[Begin MATERIAL FOR THIS TASK]
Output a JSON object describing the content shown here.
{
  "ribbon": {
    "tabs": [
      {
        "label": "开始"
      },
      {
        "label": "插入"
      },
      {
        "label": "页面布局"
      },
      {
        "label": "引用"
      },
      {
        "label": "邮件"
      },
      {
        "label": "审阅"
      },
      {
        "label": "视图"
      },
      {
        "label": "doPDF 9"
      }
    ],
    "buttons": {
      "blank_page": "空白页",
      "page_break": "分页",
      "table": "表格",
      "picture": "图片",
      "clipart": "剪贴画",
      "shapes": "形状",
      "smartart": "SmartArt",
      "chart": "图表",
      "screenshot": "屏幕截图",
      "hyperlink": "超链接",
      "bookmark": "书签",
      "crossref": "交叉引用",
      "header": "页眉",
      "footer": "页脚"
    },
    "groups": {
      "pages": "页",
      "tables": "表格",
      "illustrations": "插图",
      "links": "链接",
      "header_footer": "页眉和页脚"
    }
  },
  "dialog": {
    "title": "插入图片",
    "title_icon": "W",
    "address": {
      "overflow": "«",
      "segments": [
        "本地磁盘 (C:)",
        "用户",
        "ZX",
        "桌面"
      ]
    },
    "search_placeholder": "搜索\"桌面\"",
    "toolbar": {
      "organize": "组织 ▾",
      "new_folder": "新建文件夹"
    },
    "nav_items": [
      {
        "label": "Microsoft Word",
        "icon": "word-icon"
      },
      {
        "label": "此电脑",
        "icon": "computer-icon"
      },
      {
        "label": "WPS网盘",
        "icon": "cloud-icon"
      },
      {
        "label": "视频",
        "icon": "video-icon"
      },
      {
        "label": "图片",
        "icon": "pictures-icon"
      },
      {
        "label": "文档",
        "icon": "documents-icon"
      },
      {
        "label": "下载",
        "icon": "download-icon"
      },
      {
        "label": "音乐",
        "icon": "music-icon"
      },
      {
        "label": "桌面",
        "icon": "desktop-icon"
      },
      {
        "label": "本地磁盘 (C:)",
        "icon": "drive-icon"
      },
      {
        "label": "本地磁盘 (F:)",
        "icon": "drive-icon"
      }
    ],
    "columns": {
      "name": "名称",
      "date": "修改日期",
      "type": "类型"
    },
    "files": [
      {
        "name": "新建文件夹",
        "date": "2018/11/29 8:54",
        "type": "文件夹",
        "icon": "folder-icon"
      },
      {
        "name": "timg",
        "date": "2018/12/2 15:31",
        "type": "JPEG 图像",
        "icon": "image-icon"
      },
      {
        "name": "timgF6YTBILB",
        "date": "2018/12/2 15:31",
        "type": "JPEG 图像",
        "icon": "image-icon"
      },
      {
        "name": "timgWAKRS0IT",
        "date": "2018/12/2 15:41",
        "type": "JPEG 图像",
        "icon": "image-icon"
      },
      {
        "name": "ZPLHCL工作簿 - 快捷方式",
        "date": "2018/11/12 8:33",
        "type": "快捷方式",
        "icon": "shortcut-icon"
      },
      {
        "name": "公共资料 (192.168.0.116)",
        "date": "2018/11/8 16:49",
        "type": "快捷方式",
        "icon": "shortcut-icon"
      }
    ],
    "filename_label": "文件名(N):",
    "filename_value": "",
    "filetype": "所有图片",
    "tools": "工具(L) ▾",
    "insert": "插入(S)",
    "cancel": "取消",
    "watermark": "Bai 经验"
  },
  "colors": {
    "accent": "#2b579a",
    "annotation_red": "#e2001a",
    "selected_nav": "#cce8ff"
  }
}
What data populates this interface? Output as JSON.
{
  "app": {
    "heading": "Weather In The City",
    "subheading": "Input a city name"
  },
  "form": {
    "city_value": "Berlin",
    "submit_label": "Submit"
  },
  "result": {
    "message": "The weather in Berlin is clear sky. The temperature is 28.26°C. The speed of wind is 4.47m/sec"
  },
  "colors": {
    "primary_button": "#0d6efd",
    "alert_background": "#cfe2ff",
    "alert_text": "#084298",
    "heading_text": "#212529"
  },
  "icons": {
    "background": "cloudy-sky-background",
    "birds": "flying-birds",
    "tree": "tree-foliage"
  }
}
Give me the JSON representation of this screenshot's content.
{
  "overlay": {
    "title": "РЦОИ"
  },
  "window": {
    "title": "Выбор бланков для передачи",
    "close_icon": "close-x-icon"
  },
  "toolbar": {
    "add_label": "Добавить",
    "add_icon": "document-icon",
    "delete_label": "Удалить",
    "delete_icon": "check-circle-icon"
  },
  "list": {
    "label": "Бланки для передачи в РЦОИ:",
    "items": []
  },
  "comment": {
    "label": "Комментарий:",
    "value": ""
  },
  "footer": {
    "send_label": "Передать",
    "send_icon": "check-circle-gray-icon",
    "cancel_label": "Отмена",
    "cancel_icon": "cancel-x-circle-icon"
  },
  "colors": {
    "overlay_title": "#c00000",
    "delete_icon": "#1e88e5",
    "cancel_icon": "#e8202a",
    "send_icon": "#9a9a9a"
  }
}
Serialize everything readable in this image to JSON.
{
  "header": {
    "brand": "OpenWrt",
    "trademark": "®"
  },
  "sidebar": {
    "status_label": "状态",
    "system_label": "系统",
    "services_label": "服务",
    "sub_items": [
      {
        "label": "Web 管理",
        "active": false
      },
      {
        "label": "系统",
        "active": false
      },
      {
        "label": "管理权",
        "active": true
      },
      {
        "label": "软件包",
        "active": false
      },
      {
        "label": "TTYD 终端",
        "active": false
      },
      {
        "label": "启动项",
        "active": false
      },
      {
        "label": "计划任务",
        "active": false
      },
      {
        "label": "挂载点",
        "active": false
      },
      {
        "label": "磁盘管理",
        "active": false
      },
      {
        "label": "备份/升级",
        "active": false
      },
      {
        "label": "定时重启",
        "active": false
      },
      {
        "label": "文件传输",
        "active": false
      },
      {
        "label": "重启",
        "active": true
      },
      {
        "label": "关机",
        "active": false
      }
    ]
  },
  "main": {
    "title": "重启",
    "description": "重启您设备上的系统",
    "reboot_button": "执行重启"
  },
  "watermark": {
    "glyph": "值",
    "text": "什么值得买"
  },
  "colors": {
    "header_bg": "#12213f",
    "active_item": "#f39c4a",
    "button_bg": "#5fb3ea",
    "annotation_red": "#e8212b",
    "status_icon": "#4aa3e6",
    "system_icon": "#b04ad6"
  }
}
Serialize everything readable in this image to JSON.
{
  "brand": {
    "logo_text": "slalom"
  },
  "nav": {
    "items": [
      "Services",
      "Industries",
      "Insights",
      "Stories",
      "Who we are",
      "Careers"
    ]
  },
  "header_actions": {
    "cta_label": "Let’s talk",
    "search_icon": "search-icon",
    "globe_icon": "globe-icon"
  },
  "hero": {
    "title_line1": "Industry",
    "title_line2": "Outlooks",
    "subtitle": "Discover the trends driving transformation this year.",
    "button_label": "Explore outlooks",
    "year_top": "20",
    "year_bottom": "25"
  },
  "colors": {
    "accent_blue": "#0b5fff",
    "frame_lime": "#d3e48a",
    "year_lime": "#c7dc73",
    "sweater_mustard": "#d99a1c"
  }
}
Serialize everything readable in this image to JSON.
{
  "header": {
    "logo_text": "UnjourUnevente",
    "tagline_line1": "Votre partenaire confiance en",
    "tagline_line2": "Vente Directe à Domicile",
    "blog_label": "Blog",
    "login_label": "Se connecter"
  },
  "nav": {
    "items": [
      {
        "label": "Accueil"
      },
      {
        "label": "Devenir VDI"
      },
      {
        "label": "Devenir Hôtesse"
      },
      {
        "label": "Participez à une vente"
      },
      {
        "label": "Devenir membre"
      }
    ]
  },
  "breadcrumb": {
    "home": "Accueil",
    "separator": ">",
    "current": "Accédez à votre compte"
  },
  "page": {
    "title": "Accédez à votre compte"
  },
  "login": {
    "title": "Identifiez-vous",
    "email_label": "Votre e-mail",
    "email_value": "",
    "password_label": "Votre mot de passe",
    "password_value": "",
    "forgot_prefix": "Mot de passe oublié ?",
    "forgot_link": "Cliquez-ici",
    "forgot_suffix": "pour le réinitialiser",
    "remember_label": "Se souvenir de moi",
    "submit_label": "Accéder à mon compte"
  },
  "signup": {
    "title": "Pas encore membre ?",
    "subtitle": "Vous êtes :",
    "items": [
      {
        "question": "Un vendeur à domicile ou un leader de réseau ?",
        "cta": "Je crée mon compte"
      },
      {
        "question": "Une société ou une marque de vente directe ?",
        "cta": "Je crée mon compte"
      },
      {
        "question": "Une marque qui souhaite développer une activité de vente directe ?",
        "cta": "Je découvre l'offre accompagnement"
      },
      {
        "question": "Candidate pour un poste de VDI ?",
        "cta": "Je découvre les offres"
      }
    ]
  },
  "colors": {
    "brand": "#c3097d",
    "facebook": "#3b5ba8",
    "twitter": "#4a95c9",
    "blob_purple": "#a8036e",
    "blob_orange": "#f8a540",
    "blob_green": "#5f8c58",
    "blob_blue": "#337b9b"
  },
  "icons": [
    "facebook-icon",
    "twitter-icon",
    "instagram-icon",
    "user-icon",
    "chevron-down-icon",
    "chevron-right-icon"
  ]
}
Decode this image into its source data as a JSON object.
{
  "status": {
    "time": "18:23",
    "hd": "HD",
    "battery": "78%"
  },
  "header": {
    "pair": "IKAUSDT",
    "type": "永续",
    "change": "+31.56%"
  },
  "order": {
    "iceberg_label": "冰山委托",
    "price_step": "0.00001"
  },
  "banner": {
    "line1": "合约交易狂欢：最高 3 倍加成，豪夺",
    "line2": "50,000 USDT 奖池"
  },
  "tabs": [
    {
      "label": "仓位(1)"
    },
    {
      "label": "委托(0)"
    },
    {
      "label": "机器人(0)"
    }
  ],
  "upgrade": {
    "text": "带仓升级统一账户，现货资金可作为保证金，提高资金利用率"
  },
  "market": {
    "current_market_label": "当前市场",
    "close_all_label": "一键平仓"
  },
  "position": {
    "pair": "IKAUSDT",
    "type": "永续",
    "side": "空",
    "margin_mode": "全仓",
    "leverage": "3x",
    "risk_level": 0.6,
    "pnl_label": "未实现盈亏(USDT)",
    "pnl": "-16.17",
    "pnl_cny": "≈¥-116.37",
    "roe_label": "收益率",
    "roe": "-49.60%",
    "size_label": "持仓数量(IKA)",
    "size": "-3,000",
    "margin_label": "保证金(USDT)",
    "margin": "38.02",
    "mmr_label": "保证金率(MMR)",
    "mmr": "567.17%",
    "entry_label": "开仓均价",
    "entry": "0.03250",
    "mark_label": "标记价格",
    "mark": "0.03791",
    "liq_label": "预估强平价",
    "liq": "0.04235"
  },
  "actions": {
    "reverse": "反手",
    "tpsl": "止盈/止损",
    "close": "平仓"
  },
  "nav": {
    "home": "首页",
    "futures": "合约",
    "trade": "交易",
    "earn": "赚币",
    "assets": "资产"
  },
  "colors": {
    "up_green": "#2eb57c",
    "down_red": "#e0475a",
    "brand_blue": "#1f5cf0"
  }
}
[End MATERIAL FOR THIS TASK]
-- DESCRIPTION OF THE TASK --
Note how many lines in the listing above hold the string "Output", then give only that figure.

-- RESULT OF THIS EXERCISE --
2